Given instruction
Locate the lines of the listing below that hold "Quotation", then copy each of them.

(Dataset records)
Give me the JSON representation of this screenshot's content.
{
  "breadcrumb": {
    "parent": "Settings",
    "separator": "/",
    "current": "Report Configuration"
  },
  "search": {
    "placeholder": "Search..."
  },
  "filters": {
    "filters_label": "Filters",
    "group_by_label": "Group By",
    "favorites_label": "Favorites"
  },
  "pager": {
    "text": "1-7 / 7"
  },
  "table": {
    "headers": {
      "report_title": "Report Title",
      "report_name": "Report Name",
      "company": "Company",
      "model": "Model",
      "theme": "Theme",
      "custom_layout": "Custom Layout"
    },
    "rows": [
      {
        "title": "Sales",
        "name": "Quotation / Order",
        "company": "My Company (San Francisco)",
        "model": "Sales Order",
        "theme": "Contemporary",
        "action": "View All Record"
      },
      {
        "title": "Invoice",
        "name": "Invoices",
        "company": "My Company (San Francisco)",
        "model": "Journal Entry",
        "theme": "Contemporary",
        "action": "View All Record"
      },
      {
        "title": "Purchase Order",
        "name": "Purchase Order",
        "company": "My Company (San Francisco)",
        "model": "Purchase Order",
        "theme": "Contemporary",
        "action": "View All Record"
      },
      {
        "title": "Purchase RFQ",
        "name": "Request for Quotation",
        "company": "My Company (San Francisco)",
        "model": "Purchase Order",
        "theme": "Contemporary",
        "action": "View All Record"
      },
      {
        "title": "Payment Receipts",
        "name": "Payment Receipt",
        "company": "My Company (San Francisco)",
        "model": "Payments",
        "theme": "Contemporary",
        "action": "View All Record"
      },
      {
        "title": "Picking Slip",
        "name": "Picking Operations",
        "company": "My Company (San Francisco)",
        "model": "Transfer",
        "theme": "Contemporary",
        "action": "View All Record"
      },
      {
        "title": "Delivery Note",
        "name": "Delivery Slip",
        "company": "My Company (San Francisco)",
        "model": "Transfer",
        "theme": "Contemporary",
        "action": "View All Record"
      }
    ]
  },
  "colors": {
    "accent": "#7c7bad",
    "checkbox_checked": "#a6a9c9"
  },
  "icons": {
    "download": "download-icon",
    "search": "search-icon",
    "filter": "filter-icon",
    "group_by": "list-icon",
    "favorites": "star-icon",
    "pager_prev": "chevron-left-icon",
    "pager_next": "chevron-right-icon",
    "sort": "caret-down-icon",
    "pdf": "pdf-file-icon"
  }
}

Exercise answer
        "name": "Quotation / Order",
        "name": "Request for Quotation",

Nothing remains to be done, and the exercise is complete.